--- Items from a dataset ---
==*==
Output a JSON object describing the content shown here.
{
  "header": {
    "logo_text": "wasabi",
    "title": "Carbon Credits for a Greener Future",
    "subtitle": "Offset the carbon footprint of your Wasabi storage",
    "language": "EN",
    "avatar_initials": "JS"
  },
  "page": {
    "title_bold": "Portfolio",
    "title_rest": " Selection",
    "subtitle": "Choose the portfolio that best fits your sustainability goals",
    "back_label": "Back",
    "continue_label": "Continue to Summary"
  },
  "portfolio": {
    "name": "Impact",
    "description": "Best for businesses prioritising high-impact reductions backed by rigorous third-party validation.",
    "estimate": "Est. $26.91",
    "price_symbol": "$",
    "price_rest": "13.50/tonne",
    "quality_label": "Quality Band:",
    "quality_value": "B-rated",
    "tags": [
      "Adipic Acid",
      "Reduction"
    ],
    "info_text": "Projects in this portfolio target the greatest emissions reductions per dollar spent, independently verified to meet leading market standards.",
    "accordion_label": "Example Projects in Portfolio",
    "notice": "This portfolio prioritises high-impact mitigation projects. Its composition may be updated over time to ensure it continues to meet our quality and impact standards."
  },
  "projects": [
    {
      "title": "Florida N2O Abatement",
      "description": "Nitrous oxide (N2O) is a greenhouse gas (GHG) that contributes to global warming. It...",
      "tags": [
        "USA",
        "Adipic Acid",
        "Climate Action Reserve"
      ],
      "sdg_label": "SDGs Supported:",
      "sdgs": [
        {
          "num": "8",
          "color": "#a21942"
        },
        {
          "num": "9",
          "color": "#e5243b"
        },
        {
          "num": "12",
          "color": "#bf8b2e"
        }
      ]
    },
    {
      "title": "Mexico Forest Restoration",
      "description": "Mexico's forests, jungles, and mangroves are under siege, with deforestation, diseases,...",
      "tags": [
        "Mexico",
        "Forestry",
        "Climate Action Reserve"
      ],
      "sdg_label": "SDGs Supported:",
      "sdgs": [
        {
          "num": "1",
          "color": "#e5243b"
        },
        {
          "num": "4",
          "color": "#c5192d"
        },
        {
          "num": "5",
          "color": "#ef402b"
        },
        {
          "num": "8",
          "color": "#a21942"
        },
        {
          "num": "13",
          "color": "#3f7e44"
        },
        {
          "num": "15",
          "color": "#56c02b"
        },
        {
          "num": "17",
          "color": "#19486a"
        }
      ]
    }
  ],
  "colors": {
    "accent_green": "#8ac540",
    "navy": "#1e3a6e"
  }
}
==*==
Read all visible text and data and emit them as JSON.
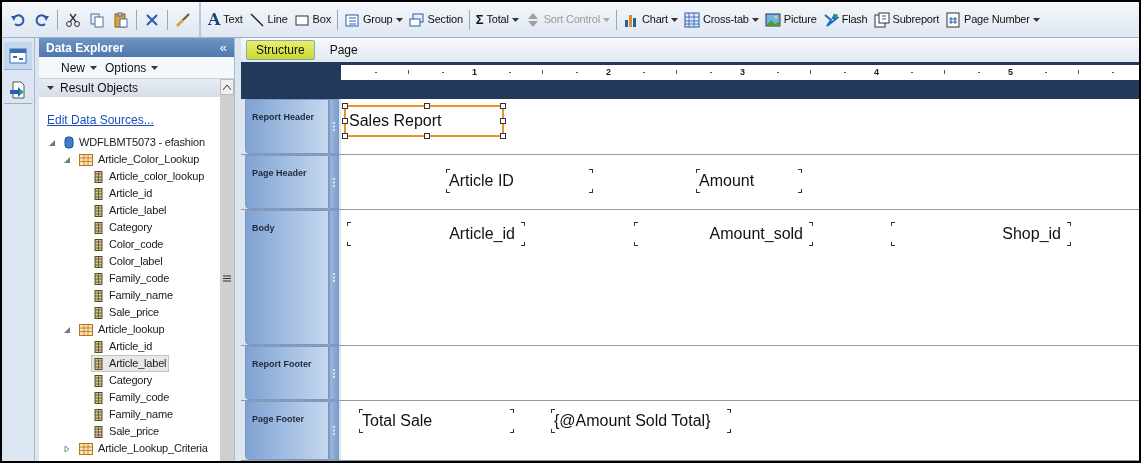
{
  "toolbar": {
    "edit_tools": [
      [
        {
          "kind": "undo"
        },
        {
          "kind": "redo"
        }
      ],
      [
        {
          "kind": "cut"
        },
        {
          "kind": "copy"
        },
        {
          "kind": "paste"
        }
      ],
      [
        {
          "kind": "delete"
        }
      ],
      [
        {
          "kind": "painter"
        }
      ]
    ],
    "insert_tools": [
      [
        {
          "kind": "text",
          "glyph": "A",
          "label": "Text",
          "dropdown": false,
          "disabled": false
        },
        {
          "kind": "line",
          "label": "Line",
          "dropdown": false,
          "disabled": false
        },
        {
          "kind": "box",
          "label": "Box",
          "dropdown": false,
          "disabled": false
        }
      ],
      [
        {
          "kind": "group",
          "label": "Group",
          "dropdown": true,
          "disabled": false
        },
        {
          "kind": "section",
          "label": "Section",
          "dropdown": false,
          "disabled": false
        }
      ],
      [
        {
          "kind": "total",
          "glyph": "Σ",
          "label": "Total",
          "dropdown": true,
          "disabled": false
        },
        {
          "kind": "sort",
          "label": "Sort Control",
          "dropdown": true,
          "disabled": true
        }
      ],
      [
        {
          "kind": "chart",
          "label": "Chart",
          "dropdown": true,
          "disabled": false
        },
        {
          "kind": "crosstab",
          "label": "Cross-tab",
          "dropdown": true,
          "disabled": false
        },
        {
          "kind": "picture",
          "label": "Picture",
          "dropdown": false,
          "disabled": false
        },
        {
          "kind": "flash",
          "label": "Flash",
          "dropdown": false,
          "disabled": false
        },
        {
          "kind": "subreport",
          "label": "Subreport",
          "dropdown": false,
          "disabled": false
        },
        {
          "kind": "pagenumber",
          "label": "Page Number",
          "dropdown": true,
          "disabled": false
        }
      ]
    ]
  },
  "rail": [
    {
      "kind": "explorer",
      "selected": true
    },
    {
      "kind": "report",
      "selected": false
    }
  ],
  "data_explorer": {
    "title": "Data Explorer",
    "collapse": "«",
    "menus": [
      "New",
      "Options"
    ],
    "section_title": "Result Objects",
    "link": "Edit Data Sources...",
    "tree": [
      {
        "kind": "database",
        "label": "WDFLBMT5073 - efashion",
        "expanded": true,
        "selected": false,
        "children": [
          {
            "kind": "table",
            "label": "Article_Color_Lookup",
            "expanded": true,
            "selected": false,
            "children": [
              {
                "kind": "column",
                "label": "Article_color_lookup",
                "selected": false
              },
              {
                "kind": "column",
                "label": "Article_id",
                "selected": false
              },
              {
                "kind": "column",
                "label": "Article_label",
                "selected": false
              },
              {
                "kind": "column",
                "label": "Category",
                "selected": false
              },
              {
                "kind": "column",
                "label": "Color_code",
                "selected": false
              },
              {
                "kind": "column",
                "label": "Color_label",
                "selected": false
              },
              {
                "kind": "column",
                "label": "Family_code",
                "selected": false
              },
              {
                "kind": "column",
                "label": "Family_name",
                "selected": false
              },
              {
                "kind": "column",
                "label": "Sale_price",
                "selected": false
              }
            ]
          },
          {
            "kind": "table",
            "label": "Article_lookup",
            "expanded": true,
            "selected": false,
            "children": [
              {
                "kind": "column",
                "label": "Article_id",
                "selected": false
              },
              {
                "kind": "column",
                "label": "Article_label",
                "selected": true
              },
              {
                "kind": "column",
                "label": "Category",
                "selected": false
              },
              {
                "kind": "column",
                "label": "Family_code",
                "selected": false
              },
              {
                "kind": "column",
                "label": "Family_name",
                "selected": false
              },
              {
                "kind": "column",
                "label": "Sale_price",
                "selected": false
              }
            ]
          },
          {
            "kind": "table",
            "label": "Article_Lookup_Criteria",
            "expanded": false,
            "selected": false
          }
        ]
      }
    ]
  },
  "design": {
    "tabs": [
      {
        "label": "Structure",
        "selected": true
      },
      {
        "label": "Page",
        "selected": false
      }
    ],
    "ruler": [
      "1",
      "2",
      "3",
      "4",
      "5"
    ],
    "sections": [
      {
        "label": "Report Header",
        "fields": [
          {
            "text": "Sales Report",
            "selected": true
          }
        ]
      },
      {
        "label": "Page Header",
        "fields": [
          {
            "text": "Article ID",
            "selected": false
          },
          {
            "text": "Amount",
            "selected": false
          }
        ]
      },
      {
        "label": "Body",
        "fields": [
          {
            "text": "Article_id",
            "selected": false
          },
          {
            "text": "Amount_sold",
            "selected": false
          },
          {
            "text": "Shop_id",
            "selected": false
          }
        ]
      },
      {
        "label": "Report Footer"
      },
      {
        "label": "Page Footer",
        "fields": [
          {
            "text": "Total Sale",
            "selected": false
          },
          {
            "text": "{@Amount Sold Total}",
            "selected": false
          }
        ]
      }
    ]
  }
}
==*==
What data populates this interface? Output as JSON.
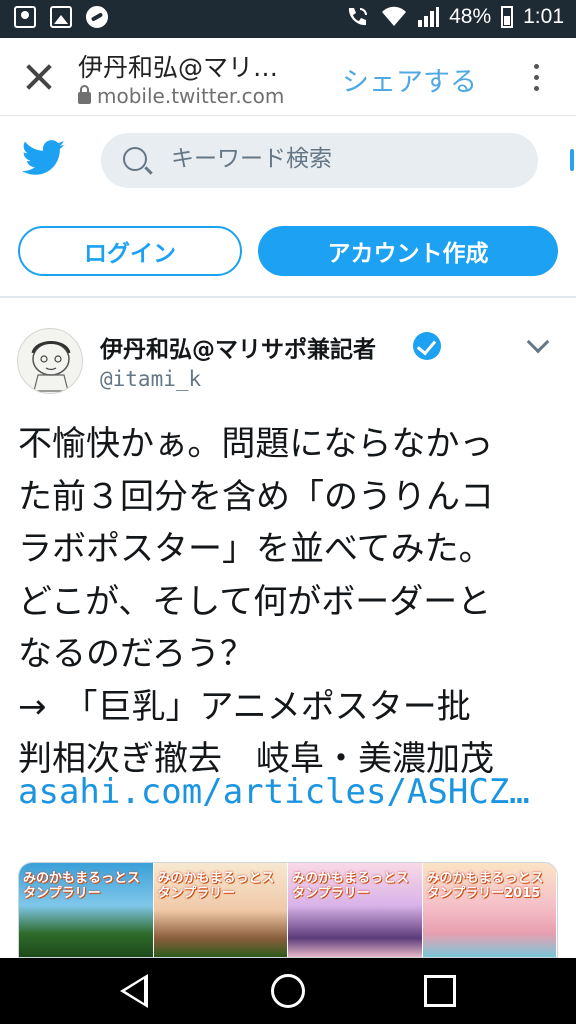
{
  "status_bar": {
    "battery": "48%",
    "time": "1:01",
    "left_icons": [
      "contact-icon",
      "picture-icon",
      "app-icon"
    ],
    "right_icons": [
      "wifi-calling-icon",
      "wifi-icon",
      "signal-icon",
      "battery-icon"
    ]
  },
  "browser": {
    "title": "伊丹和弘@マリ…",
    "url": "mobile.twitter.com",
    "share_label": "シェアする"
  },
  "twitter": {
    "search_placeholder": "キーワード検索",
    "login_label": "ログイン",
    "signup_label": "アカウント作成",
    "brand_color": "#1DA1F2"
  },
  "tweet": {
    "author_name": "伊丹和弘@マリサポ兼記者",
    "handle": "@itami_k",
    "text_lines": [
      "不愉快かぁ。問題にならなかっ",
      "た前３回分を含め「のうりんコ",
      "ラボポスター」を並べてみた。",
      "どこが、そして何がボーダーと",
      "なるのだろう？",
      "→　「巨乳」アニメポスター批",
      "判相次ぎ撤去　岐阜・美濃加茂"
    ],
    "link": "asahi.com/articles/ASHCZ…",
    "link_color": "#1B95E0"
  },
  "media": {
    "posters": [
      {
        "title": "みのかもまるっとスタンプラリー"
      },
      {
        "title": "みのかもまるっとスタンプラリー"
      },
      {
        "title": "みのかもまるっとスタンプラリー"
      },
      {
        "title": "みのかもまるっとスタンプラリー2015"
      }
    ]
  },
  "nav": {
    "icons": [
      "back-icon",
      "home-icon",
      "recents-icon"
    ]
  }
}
==*==
--- Goal of the exercise ---
Gather each line of the records holding the string "that".

--- Solution for this problem ---
    "subtitle": "Choose the portfolio that best fits your sustainability goals",
      "description": "Nitrous oxide (N2O) is a greenhouse gas (GHG) that contributes to global warming. It...",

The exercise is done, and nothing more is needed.